Required task
Faithfully return all lines, omitting every embedded picture.

Extracted data

━━━━━━━━━━━━━━━━

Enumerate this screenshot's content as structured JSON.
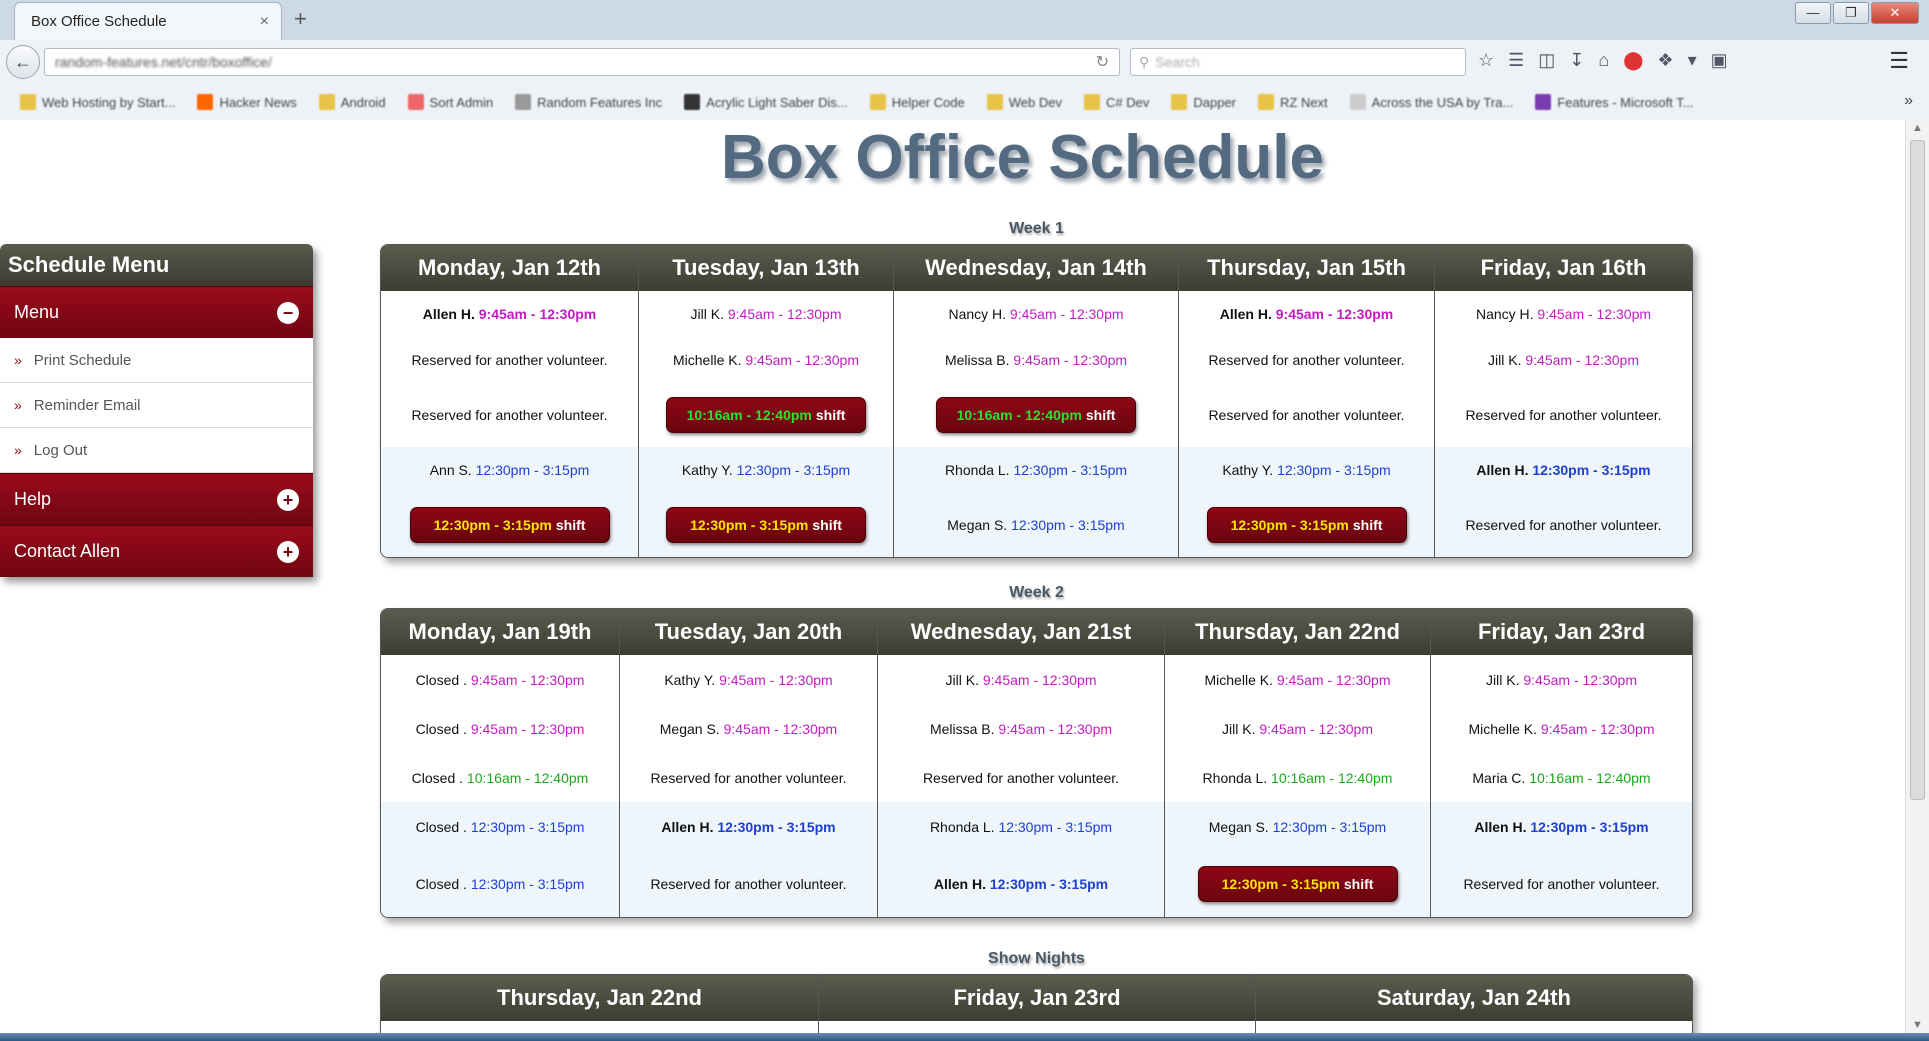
{
  "browser": {
    "tab_title": "Box Office Schedule",
    "tab_close": "×",
    "new_tab": "+",
    "url": "random-features.net/cntr/boxoffice/",
    "search_placeholder": "Search",
    "bookmarks": [
      "Web Hosting by Start...",
      "Hacker News",
      "Android",
      "Sort Admin",
      "Random Features Inc",
      "Acrylic Light Saber Dis...",
      "Helper Code",
      "Web Dev",
      "C# Dev",
      "Dapper",
      "RZ Next",
      "Across the USA by Tra...",
      "Features - Microsoft T..."
    ],
    "win_min": "—",
    "win_max": "❐",
    "win_close": "✕"
  },
  "page": {
    "title": "Box Office Schedule"
  },
  "menu": {
    "heading": "Schedule Menu",
    "sections": [
      {
        "label": "Menu",
        "toggle": "−",
        "items": [
          "Print Schedule",
          "Reminder Email",
          "Log Out"
        ]
      },
      {
        "label": "Help",
        "toggle": "+"
      },
      {
        "label": "Contact Allen",
        "toggle": "+"
      }
    ]
  },
  "shift_suffix": "shift",
  "week1": {
    "label": "Week 1",
    "days": [
      {
        "name": "Monday, Jan 12th",
        "slots": [
          {
            "who": "Allen H.",
            "time": "9:45am - 12:30pm",
            "kind": "am",
            "bold": true
          },
          {
            "reserved": "Reserved for another volunteer."
          },
          {
            "reserved": "Reserved for another volunteer."
          },
          {
            "who": "Ann S.",
            "time": "12:30pm - 3:15pm",
            "kind": "pm"
          },
          {
            "button": "12:30pm - 3:15pm",
            "kind": "pm"
          }
        ]
      },
      {
        "name": "Tuesday, Jan 13th",
        "slots": [
          {
            "who": "Jill K.",
            "time": "9:45am - 12:30pm",
            "kind": "am"
          },
          {
            "who": "Michelle K.",
            "time": "9:45am - 12:30pm",
            "kind": "am"
          },
          {
            "button": "10:16am - 12:40pm",
            "kind": "mid"
          },
          {
            "who": "Kathy Y.",
            "time": "12:30pm - 3:15pm",
            "kind": "pm"
          },
          {
            "button": "12:30pm - 3:15pm",
            "kind": "pm"
          }
        ]
      },
      {
        "name": "Wednesday, Jan 14th",
        "slots": [
          {
            "who": "Nancy H.",
            "time": "9:45am - 12:30pm",
            "kind": "am"
          },
          {
            "who": "Melissa B.",
            "time": "9:45am - 12:30pm",
            "kind": "am"
          },
          {
            "button": "10:16am - 12:40pm",
            "kind": "mid"
          },
          {
            "who": "Rhonda L.",
            "time": "12:30pm - 3:15pm",
            "kind": "pm"
          },
          {
            "who": "Megan S.",
            "time": "12:30pm - 3:15pm",
            "kind": "pm"
          }
        ]
      },
      {
        "name": "Thursday, Jan 15th",
        "slots": [
          {
            "who": "Allen H.",
            "time": "9:45am - 12:30pm",
            "kind": "am",
            "bold": true
          },
          {
            "reserved": "Reserved for another volunteer."
          },
          {
            "reserved": "Reserved for another volunteer."
          },
          {
            "who": "Kathy Y.",
            "time": "12:30pm - 3:15pm",
            "kind": "pm"
          },
          {
            "button": "12:30pm - 3:15pm",
            "kind": "pm"
          }
        ]
      },
      {
        "name": "Friday, Jan 16th",
        "slots": [
          {
            "who": "Nancy H.",
            "time": "9:45am - 12:30pm",
            "kind": "am"
          },
          {
            "who": "Jill K.",
            "time": "9:45am - 12:30pm",
            "kind": "am"
          },
          {
            "reserved": "Reserved for another volunteer."
          },
          {
            "who": "Allen H.",
            "time": "12:30pm - 3:15pm",
            "kind": "pm",
            "bold": true
          },
          {
            "reserved": "Reserved for another volunteer."
          }
        ]
      }
    ]
  },
  "week2": {
    "label": "Week 2",
    "days": [
      {
        "name": "Monday, Jan 19th",
        "slots": [
          {
            "who": "Closed .",
            "time": "9:45am - 12:30pm",
            "kind": "am"
          },
          {
            "who": "Closed .",
            "time": "9:45am - 12:30pm",
            "kind": "am"
          },
          {
            "who": "Closed .",
            "time": "10:16am - 12:40pm",
            "kind": "mid"
          },
          {
            "who": "Closed .",
            "time": "12:30pm - 3:15pm",
            "kind": "pm"
          },
          {
            "who": "Closed .",
            "time": "12:30pm - 3:15pm",
            "kind": "pm"
          }
        ]
      },
      {
        "name": "Tuesday, Jan 20th",
        "slots": [
          {
            "who": "Kathy Y.",
            "time": "9:45am - 12:30pm",
            "kind": "am"
          },
          {
            "who": "Megan S.",
            "time": "9:45am - 12:30pm",
            "kind": "am"
          },
          {
            "reserved": "Reserved for another volunteer."
          },
          {
            "who": "Allen H.",
            "time": "12:30pm - 3:15pm",
            "kind": "pm",
            "bold": true
          },
          {
            "reserved": "Reserved for another volunteer."
          }
        ]
      },
      {
        "name": "Wednesday, Jan 21st",
        "slots": [
          {
            "who": "Jill K.",
            "time": "9:45am - 12:30pm",
            "kind": "am"
          },
          {
            "who": "Melissa B.",
            "time": "9:45am - 12:30pm",
            "kind": "am"
          },
          {
            "reserved": "Reserved for another volunteer."
          },
          {
            "who": "Rhonda L.",
            "time": "12:30pm - 3:15pm",
            "kind": "pm"
          },
          {
            "who": "Allen H.",
            "time": "12:30pm - 3:15pm",
            "kind": "pm",
            "bold": true
          }
        ]
      },
      {
        "name": "Thursday, Jan 22nd",
        "slots": [
          {
            "who": "Michelle K.",
            "time": "9:45am - 12:30pm",
            "kind": "am"
          },
          {
            "who": "Jill K.",
            "time": "9:45am - 12:30pm",
            "kind": "am"
          },
          {
            "who": "Rhonda L.",
            "time": "10:16am - 12:40pm",
            "kind": "mid"
          },
          {
            "who": "Megan S.",
            "time": "12:30pm - 3:15pm",
            "kind": "pm"
          },
          {
            "button": "12:30pm - 3:15pm",
            "kind": "pm"
          }
        ]
      },
      {
        "name": "Friday, Jan 23rd",
        "slots": [
          {
            "who": "Jill K.",
            "time": "9:45am - 12:30pm",
            "kind": "am"
          },
          {
            "who": "Michelle K.",
            "time": "9:45am - 12:30pm",
            "kind": "am"
          },
          {
            "who": "Maria C.",
            "time": "10:16am - 12:40pm",
            "kind": "mid"
          },
          {
            "who": "Allen H.",
            "time": "12:30pm - 3:15pm",
            "kind": "pm",
            "bold": true
          },
          {
            "reserved": "Reserved for another volunteer."
          }
        ]
      }
    ]
  },
  "shows": {
    "label": "Show Nights",
    "days": [
      {
        "name": "Thursday, Jan 22nd"
      },
      {
        "name": "Friday, Jan 23rd"
      },
      {
        "name": "Saturday, Jan 24th"
      }
    ]
  }
}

━━━━━━━━━━━━━━━━

Response
Enumerate this screenshot's content as structured JSON.
{
  "browser": {
    "tab_title": "Box Office Schedule",
    "tab_close": "×",
    "new_tab": "+",
    "url": "random-features.net/cntr/boxoffice/",
    "search_placeholder": "Search",
    "bookmarks": [
      "Web Hosting by Start...",
      "Hacker News",
      "Android",
      "Sort Admin",
      "Random Features Inc",
      "Acrylic Light Saber Dis...",
      "Helper Code",
      "Web Dev",
      "C# Dev",
      "Dapper",
      "RZ Next",
      "Across the USA by Tra...",
      "Features - Microsoft T..."
    ],
    "win_min": "—",
    "win_max": "❐",
    "win_close": "✕"
  },
  "page": {
    "title": "Box Office Schedule"
  },
  "menu": {
    "heading": "Schedule Menu",
    "sections": [
      {
        "label": "Menu",
        "toggle": "−",
        "items": [
          "Print Schedule",
          "Reminder Email",
          "Log Out"
        ]
      },
      {
        "label": "Help",
        "toggle": "+"
      },
      {
        "label": "Contact Allen",
        "toggle": "+"
      }
    ]
  },
  "shift_suffix": "shift",
  "week1": {
    "label": "Week 1",
    "days": [
      {
        "name": "Monday, Jan 12th",
        "slots": [
          {
            "who": "Allen H.",
            "time": "9:45am - 12:30pm",
            "kind": "am",
            "bold": true
          },
          {
            "reserved": "Reserved for another volunteer."
          },
          {
            "reserved": "Reserved for another volunteer."
          },
          {
            "who": "Ann S.",
            "time": "12:30pm - 3:15pm",
            "kind": "pm"
          },
          {
            "button": "12:30pm - 3:15pm",
            "kind": "pm"
          }
        ]
      },
      {
        "name": "Tuesday, Jan 13th",
        "slots": [
          {
            "who": "Jill K.",
            "time": "9:45am - 12:30pm",
            "kind": "am"
          },
          {
            "who": "Michelle K.",
            "time": "9:45am - 12:30pm",
            "kind": "am"
          },
          {
            "button": "10:16am - 12:40pm",
            "kind": "mid"
          },
          {
            "who": "Kathy Y.",
            "time": "12:30pm - 3:15pm",
            "kind": "pm"
          },
          {
            "button": "12:30pm - 3:15pm",
            "kind": "pm"
          }
        ]
      },
      {
        "name": "Wednesday, Jan 14th",
        "slots": [
          {
            "who": "Nancy H.",
            "time": "9:45am - 12:30pm",
            "kind": "am"
          },
          {
            "who": "Melissa B.",
            "time": "9:45am - 12:30pm",
            "kind": "am"
          },
          {
            "button": "10:16am - 12:40pm",
            "kind": "mid"
          },
          {
            "who": "Rhonda L.",
            "time": "12:30pm - 3:15pm",
            "kind": "pm"
          },
          {
            "who": "Megan S.",
            "time": "12:30pm - 3:15pm",
            "kind": "pm"
          }
        ]
      },
      {
        "name": "Thursday, Jan 15th",
        "slots": [
          {
            "who": "Allen H.",
            "time": "9:45am - 12:30pm",
            "kind": "am",
            "bold": true
          },
          {
            "reserved": "Reserved for another volunteer."
          },
          {
            "reserved": "Reserved for another volunteer."
          },
          {
            "who": "Kathy Y.",
            "time": "12:30pm - 3:15pm",
            "kind": "pm"
          },
          {
            "button": "12:30pm - 3:15pm",
            "kind": "pm"
          }
        ]
      },
      {
        "name": "Friday, Jan 16th",
        "slots": [
          {
            "who": "Nancy H.",
            "time": "9:45am - 12:30pm",
            "kind": "am"
          },
          {
            "who": "Jill K.",
            "time": "9:45am - 12:30pm",
            "kind": "am"
          },
          {
            "reserved": "Reserved for another volunteer."
          },
          {
            "who": "Allen H.",
            "time": "12:30pm - 3:15pm",
            "kind": "pm",
            "bold": true
          },
          {
            "reserved": "Reserved for another volunteer."
          }
        ]
      }
    ]
  },
  "week2": {
    "label": "Week 2",
    "days": [
      {
        "name": "Monday, Jan 19th",
        "slots": [
          {
            "who": "Closed .",
            "time": "9:45am - 12:30pm",
            "kind": "am"
          },
          {
            "who": "Closed .",
            "time": "9:45am - 12:30pm",
            "kind": "am"
          },
          {
            "who": "Closed .",
            "time": "10:16am - 12:40pm",
            "kind": "mid"
          },
          {
            "who": "Closed .",
            "time": "12:30pm - 3:15pm",
            "kind": "pm"
          },
          {
            "who": "Closed .",
            "time": "12:30pm - 3:15pm",
            "kind": "pm"
          }
        ]
      },
      {
        "name": "Tuesday, Jan 20th",
        "slots": [
          {
            "who": "Kathy Y.",
            "time": "9:45am - 12:30pm",
            "kind": "am"
          },
          {
            "who": "Megan S.",
            "time": "9:45am - 12:30pm",
            "kind": "am"
          },
          {
            "reserved": "Reserved for another volunteer."
          },
          {
            "who": "Allen H.",
            "time": "12:30pm - 3:15pm",
            "kind": "pm",
            "bold": true
          },
          {
            "reserved": "Reserved for another volunteer."
          }
        ]
      },
      {
        "name": "Wednesday, Jan 21st",
        "slots": [
          {
            "who": "Jill K.",
            "time": "9:45am - 12:30pm",
            "kind": "am"
          },
          {
            "who": "Melissa B.",
            "time": "9:45am - 12:30pm",
            "kind": "am"
          },
          {
            "reserved": "Reserved for another volunteer."
          },
          {
            "who": "Rhonda L.",
            "time": "12:30pm - 3:15pm",
            "kind": "pm"
          },
          {
            "who": "Allen H.",
            "time": "12:30pm - 3:15pm",
            "kind": "pm",
            "bold": true
          }
        ]
      },
      {
        "name": "Thursday, Jan 22nd",
        "slots": [
          {
            "who": "Michelle K.",
            "time": "9:45am - 12:30pm",
            "kind": "am"
          },
          {
            "who": "Jill K.",
            "time": "9:45am - 12:30pm",
            "kind": "am"
          },
          {
            "who": "Rhonda L.",
            "time": "10:16am - 12:40pm",
            "kind": "mid"
          },
          {
            "who": "Megan S.",
            "time": "12:30pm - 3:15pm",
            "kind": "pm"
          },
          {
            "button": "12:30pm - 3:15pm",
            "kind": "pm"
          }
        ]
      },
      {
        "name": "Friday, Jan 23rd",
        "slots": [
          {
            "who": "Jill K.",
            "time": "9:45am - 12:30pm",
            "kind": "am"
          },
          {
            "who": "Michelle K.",
            "time": "9:45am - 12:30pm",
            "kind": "am"
          },
          {
            "who": "Maria C.",
            "time": "10:16am - 12:40pm",
            "kind": "mid"
          },
          {
            "who": "Allen H.",
            "time": "12:30pm - 3:15pm",
            "kind": "pm",
            "bold": true
          },
          {
            "reserved": "Reserved for another volunteer."
          }
        ]
      }
    ]
  },
  "shows": {
    "label": "Show Nights",
    "days": [
      {
        "name": "Thursday, Jan 22nd"
      },
      {
        "name": "Friday, Jan 23rd"
      },
      {
        "name": "Saturday, Jan 24th"
      }
    ]
  }
}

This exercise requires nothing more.